For each line below that contains the string "sleeves", copy that line.

--- Data supplied ---
+---+

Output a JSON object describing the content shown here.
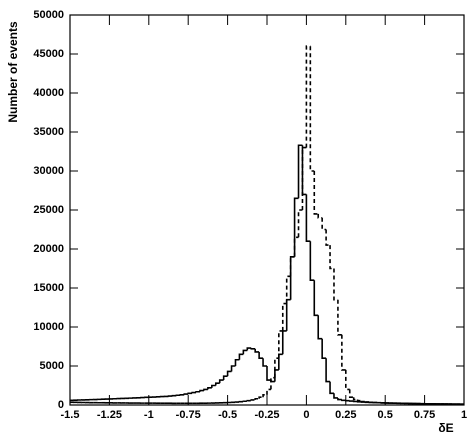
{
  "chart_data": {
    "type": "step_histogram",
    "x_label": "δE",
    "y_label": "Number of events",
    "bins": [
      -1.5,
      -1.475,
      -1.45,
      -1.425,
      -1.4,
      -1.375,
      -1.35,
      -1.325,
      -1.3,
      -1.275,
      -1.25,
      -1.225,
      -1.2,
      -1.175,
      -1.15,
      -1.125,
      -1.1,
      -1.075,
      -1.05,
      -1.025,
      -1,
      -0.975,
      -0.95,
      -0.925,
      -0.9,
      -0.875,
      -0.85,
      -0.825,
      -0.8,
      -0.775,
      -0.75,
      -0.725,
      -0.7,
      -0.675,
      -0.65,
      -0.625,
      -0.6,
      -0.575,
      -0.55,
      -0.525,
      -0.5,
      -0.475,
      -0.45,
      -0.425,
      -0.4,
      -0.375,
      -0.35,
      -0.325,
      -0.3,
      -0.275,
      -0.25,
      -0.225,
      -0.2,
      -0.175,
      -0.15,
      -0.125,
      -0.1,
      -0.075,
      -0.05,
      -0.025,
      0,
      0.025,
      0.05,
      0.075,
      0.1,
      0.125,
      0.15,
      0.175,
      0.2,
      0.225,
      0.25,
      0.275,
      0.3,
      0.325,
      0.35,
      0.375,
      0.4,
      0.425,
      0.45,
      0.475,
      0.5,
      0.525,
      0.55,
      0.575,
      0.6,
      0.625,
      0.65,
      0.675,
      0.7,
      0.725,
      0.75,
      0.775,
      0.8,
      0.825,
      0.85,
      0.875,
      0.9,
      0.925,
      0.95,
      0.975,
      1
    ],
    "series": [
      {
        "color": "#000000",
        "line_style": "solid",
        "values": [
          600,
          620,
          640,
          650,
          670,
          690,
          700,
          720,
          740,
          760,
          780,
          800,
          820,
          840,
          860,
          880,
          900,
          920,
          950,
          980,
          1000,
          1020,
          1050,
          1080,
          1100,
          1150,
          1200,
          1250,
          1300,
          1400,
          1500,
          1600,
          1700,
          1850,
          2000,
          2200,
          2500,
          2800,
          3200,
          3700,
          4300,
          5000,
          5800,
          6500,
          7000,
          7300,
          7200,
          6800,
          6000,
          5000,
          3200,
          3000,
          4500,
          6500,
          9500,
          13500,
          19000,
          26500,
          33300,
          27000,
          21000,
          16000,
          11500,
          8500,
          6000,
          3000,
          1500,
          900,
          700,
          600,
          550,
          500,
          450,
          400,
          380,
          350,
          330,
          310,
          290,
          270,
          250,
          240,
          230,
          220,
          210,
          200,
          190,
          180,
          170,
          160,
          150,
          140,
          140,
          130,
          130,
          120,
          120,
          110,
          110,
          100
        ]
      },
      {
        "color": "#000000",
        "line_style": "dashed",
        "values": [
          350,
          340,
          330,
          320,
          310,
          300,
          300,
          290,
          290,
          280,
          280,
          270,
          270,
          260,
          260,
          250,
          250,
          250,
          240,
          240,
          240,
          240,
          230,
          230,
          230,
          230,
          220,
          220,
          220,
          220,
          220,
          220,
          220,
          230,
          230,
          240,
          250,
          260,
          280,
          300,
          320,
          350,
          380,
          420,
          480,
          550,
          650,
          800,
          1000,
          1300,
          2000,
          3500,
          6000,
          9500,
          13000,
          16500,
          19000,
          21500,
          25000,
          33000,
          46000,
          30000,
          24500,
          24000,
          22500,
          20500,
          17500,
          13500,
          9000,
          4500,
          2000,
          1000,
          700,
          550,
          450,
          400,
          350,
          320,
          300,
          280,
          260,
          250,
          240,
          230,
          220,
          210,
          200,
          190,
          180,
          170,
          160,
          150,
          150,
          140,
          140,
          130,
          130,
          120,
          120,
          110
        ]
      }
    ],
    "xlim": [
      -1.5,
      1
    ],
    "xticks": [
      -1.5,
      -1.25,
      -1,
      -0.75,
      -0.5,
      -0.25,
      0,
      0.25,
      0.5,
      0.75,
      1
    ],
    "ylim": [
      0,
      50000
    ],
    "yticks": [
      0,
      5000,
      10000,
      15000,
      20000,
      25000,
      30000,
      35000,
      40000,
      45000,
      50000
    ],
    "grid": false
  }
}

+---+

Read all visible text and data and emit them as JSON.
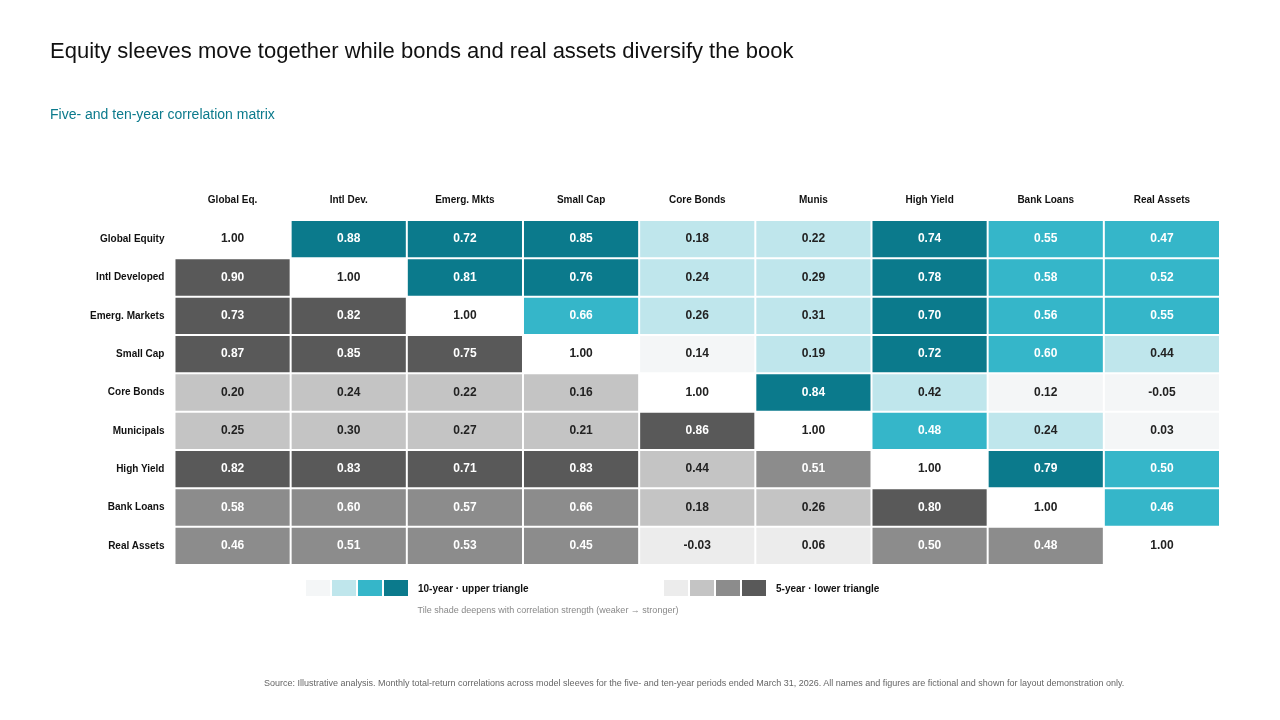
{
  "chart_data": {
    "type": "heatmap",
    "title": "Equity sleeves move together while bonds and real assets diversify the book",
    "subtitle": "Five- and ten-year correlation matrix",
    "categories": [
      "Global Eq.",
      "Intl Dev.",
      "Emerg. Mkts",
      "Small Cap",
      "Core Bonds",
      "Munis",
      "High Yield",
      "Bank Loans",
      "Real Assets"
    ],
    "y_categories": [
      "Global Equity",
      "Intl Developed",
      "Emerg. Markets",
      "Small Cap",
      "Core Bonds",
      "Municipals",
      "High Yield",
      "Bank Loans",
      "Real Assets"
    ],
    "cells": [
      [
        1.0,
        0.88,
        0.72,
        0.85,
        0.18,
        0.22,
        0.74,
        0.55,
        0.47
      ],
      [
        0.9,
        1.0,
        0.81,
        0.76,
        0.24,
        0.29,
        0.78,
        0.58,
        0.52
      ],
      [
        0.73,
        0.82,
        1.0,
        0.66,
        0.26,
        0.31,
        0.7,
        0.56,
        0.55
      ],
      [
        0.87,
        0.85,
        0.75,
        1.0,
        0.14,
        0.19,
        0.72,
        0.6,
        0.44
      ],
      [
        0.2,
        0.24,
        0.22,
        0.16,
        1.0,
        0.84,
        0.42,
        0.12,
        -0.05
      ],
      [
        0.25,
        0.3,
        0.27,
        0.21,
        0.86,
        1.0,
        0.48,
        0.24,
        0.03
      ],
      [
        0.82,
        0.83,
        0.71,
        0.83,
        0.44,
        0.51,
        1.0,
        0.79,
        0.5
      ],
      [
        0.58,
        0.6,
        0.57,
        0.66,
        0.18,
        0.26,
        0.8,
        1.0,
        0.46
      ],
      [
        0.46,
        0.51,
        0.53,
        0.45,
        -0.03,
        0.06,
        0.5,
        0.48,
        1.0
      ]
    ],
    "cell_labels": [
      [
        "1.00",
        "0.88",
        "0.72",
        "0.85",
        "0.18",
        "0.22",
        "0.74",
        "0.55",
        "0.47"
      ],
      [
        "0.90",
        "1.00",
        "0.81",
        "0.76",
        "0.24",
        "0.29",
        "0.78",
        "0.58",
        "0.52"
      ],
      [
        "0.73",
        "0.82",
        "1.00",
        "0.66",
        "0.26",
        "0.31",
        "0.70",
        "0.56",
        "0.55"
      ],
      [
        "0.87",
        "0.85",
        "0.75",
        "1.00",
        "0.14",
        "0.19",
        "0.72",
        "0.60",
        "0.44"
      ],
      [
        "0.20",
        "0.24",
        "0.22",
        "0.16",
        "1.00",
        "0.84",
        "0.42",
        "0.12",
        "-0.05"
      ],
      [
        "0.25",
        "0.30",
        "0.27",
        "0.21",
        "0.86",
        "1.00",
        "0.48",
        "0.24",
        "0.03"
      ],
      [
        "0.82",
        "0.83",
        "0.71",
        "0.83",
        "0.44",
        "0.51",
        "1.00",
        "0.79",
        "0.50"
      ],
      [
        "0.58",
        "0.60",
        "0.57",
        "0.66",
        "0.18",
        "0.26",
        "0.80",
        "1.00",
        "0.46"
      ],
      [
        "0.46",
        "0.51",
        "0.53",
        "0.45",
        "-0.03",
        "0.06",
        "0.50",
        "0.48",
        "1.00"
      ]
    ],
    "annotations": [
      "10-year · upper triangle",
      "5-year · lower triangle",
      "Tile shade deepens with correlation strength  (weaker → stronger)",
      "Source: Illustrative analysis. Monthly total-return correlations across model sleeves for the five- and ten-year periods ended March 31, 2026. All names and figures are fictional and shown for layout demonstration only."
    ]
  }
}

+---+

--- Answer below ---
    "title": "Equity sleeves move together while bonds and real assets diversify the book",
      "Source: Illustrative analysis. Monthly total-return correlations across model sleeves for the five- and ten-year periods ended March 31, 2026. All names and figures are fictional and shown for layout demonstration only."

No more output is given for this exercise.